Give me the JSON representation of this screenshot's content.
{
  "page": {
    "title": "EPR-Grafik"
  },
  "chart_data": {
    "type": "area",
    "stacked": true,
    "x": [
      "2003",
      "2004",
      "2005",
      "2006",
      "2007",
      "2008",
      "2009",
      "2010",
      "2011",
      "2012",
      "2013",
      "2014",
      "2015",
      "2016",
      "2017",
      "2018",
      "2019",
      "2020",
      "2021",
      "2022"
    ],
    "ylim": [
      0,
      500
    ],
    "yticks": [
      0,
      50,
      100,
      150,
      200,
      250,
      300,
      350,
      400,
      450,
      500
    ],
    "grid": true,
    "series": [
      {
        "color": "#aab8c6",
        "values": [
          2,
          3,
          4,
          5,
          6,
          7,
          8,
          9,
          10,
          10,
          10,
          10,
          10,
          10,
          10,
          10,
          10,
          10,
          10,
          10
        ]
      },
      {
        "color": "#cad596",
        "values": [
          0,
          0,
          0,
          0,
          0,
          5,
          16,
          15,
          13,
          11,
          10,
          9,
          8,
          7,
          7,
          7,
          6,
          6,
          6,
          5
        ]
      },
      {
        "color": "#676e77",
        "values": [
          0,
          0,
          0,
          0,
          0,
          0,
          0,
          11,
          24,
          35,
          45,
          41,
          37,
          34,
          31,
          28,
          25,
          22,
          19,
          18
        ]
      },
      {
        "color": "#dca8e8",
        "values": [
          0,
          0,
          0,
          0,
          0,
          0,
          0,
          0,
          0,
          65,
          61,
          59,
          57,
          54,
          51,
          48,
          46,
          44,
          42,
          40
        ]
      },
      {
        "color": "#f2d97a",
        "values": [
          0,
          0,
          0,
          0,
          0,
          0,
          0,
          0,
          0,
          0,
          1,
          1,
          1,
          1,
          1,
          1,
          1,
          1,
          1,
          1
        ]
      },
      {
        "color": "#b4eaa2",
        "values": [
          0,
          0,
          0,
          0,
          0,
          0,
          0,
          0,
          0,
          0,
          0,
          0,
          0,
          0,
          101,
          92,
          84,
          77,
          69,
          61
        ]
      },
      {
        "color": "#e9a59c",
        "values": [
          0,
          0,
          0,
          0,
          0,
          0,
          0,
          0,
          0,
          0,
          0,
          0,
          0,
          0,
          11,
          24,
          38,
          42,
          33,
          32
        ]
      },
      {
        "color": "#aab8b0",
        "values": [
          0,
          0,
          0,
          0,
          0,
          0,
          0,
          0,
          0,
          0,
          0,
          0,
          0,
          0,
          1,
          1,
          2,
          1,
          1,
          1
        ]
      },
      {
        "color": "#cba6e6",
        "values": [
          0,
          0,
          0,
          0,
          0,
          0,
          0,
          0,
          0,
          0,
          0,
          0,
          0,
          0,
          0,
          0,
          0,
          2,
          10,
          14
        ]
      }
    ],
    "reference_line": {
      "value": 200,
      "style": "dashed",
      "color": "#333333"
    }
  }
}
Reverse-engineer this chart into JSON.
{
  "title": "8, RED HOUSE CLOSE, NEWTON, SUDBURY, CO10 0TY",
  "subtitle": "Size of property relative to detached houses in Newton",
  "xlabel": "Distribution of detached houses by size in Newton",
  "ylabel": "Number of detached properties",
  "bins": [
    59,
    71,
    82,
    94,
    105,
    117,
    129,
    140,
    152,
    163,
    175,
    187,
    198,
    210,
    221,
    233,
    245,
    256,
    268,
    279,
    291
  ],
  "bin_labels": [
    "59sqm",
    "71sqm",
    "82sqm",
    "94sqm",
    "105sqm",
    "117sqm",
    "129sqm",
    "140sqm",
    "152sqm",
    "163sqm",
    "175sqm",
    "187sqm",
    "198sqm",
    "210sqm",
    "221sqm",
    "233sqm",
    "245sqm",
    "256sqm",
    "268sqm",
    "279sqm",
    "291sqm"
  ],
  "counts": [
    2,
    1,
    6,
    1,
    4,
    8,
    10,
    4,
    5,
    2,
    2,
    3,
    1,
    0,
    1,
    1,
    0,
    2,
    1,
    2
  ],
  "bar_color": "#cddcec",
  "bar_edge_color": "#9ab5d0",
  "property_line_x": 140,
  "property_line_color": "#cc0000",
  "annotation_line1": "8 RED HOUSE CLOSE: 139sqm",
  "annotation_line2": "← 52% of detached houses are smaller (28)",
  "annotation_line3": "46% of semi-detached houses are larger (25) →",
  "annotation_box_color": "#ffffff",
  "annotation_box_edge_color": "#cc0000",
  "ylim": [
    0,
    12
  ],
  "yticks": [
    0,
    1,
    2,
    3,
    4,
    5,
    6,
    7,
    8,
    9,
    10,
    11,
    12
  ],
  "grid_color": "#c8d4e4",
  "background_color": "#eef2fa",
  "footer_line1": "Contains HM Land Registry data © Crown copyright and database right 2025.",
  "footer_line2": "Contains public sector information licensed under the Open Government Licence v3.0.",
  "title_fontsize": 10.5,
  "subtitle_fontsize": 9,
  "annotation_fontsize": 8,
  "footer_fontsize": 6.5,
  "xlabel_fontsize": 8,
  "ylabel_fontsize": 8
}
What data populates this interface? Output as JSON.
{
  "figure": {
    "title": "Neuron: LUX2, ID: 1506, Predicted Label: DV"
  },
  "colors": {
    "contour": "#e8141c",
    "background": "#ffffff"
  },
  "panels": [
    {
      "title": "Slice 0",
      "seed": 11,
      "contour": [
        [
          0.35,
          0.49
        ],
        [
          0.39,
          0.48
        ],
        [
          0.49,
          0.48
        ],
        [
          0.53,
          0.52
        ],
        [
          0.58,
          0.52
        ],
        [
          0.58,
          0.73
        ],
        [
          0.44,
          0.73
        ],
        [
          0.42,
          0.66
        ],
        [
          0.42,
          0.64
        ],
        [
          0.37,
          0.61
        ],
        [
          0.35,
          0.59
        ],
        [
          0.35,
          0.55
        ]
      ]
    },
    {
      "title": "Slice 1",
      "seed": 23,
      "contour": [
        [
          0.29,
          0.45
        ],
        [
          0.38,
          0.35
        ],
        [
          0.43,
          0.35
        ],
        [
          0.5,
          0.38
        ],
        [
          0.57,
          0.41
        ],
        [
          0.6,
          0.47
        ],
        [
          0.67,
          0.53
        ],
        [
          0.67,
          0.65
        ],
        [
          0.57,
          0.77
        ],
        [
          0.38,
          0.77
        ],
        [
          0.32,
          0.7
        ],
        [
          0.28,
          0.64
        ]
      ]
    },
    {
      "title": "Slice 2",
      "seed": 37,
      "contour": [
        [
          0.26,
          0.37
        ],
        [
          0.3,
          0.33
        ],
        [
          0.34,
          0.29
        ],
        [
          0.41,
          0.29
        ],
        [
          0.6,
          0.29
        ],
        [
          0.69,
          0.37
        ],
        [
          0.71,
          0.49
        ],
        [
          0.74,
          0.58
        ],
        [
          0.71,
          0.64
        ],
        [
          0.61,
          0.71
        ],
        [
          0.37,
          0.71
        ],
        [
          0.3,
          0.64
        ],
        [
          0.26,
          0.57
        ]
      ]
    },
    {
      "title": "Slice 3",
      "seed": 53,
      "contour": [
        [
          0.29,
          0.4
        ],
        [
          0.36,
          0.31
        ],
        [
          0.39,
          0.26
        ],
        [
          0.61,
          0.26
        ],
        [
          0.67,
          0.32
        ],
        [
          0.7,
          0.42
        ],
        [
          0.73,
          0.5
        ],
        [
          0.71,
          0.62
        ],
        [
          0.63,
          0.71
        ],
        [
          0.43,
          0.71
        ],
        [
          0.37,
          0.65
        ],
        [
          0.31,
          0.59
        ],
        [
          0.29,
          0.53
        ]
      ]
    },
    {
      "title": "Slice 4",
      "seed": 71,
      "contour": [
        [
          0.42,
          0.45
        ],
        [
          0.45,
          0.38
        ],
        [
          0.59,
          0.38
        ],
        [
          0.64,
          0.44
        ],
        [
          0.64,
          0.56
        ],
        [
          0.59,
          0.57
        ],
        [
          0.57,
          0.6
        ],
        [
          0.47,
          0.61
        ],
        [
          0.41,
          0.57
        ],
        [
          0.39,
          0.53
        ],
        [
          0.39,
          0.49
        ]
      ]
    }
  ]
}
----
What this task involves
Using the listing above, show every line that includes the string "detached".

Answer to the task
  "subtitle": "Size of property relative to detached houses in Newton",
  "xlabel": "Distribution of detached houses by size in Newton",
  "ylabel": "Number of detached properties",
  "annotation_line2": "← 52% of detached houses are smaller (28)",
  "annotation_line3": "46% of semi-detached houses are larger (25) →",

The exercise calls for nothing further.